→ Data section
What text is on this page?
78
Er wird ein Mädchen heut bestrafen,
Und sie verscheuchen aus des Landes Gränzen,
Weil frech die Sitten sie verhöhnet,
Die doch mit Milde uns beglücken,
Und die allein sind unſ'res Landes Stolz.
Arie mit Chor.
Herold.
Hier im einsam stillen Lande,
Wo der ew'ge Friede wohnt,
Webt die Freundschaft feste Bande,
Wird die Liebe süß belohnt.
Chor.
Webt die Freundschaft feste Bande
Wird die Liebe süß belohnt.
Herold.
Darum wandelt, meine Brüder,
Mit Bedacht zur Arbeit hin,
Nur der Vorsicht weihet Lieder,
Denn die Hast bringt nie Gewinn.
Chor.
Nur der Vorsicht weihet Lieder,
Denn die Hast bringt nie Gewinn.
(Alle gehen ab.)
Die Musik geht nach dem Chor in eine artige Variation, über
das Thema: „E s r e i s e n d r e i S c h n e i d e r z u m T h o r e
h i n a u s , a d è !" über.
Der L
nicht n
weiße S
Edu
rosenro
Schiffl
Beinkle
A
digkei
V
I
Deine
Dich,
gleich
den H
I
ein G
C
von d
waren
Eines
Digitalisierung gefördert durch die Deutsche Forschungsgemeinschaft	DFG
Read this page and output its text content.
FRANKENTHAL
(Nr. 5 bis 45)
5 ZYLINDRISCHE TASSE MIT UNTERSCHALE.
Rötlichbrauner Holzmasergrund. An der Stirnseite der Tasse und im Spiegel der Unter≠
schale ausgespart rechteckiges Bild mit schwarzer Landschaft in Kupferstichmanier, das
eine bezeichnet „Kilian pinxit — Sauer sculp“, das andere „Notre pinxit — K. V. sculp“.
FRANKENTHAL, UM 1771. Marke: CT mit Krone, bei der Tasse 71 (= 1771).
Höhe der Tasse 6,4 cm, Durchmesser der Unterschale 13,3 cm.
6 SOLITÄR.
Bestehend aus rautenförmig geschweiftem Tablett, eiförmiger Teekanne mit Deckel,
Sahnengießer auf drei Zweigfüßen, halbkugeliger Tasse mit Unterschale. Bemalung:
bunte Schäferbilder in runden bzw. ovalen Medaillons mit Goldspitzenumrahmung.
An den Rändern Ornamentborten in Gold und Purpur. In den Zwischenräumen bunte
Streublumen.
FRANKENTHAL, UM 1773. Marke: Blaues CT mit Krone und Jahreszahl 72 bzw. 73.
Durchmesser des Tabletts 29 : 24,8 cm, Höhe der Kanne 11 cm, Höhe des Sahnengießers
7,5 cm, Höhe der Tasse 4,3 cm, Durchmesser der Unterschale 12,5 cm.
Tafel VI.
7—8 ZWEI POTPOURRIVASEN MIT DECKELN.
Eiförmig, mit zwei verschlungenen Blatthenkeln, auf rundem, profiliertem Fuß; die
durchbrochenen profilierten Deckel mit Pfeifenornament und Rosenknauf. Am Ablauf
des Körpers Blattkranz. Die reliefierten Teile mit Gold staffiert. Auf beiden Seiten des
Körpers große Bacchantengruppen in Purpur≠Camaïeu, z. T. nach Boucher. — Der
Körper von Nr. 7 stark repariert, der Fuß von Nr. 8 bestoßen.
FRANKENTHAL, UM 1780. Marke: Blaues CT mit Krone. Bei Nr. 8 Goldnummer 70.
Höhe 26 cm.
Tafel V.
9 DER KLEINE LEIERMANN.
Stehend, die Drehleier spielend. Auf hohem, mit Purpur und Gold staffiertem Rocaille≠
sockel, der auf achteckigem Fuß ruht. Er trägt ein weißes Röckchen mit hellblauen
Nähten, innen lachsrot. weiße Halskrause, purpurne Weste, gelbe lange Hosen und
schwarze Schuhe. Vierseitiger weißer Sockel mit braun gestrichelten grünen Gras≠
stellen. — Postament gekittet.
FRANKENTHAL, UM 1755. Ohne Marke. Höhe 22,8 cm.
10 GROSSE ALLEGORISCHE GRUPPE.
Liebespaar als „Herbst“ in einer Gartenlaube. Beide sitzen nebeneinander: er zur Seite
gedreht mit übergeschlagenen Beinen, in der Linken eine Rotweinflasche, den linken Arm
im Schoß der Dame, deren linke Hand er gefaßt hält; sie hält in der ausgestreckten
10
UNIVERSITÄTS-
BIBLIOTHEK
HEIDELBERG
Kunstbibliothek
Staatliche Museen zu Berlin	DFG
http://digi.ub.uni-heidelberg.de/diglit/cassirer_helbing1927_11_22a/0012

→ What the exercise asks
Write out all the lines again, exactly as they are.

→ Written response
What text is on this page?
78
Er wird ein Mädchen heut bestrafen,
Und sie verscheuchen aus des Landes Gränzen,
Weil frech die Sitten sie verhöhnet,
Die doch mit Milde uns beglücken,
Und die allein sind unſ'res Landes Stolz.
Arie mit Chor.
Herold.
Hier im einsam stillen Lande,
Wo der ew'ge Friede wohnt,
Webt die Freundschaft feste Bande,
Wird die Liebe süß belohnt.
Chor.
Webt die Freundschaft feste Bande
Wird die Liebe süß belohnt.
Herold.
Darum wandelt, meine Brüder,
Mit Bedacht zur Arbeit hin,
Nur der Vorsicht weihet Lieder,
Denn die Hast bringt nie Gewinn.
Chor.
Nur der Vorsicht weihet Lieder,
Denn die Hast bringt nie Gewinn.
(Alle gehen ab.)
Die Musik geht nach dem Chor in eine artige Variation, über
das Thema: „E s r e i s e n d r e i S c h n e i d e r z u m T h o r e
h i n a u s , a d è !" über.
Der L
nicht n
weiße S
Edu
rosenro
Schiffl
Beinkle
A
digkei
V
I
Deine
Dich,
gleich
den H
I
ein G
C
von d
waren
Eines
Digitalisierung gefördert durch die Deutsche Forschungsgemeinschaft	DFG
Read this page and output its text content.
FRANKENTHAL
(Nr. 5 bis 45)
5 ZYLINDRISCHE TASSE MIT UNTERSCHALE.
Rötlichbrauner Holzmasergrund. An der Stirnseite der Tasse und im Spiegel der Unter≠
schale ausgespart rechteckiges Bild mit schwarzer Landschaft in Kupferstichmanier, das
eine bezeichnet „Kilian pinxit — Sauer sculp“, das andere „Notre pinxit — K. V. sculp“.
FRANKENTHAL, UM 1771. Marke: CT mit Krone, bei der Tasse 71 (= 1771).
Höhe der Tasse 6,4 cm, Durchmesser der Unterschale 13,3 cm.
6 SOLITÄR.
Bestehend aus rautenförmig geschweiftem Tablett, eiförmiger Teekanne mit Deckel,
Sahnengießer auf drei Zweigfüßen, halbkugeliger Tasse mit Unterschale. Bemalung:
bunte Schäferbilder in runden bzw. ovalen Medaillons mit Goldspitzenumrahmung.
An den Rändern Ornamentborten in Gold und Purpur. In den Zwischenräumen bunte
Streublumen.
FRANKENTHAL, UM 1773. Marke: Blaues CT mit Krone und Jahreszahl 72 bzw. 73.
Durchmesser des Tabletts 29 : 24,8 cm, Höhe der Kanne 11 cm, Höhe des Sahnengießers
7,5 cm, Höhe der Tasse 4,3 cm, Durchmesser der Unterschale 12,5 cm.
Tafel VI.
7—8 ZWEI POTPOURRIVASEN MIT DECKELN.
Eiförmig, mit zwei verschlungenen Blatthenkeln, auf rundem, profiliertem Fuß; die
durchbrochenen profilierten Deckel mit Pfeifenornament und Rosenknauf. Am Ablauf
des Körpers Blattkranz. Die reliefierten Teile mit Gold staffiert. Auf beiden Seiten des
Körpers große Bacchantengruppen in Purpur≠Camaïeu, z. T. nach Boucher. — Der
Körper von Nr. 7 stark repariert, der Fuß von Nr. 8 bestoßen.
FRANKENTHAL, UM 1780. Marke: Blaues CT mit Krone. Bei Nr. 8 Goldnummer 70.
Höhe 26 cm.
Tafel V.
9 DER KLEINE LEIERMANN.
Stehend, die Drehleier spielend. Auf hohem, mit Purpur und Gold staffiertem Rocaille≠
sockel, der auf achteckigem Fuß ruht. Er trägt ein weißes Röckchen mit hellblauen
Nähten, innen lachsrot. weiße Halskrause, purpurne Weste, gelbe lange Hosen und
schwarze Schuhe. Vierseitiger weißer Sockel mit braun gestrichelten grünen Gras≠
stellen. — Postament gekittet.
FRANKENTHAL, UM 1755. Ohne Marke. Höhe 22,8 cm.
10 GROSSE ALLEGORISCHE GRUPPE.
Liebespaar als „Herbst“ in einer Gartenlaube. Beide sitzen nebeneinander: er zur Seite
gedreht mit übergeschlagenen Beinen, in der Linken eine Rotweinflasche, den linken Arm
im Schoß der Dame, deren linke Hand er gefaßt hält; sie hält in der ausgestreckten
10
UNIVERSITÄTS-
BIBLIOTHEK
HEIDELBERG
Kunstbibliothek
Staatliche Museen zu Berlin	DFG
http://digi.ub.uni-heidelberg.de/diglit/cassirer_helbing1927_11_22a/0012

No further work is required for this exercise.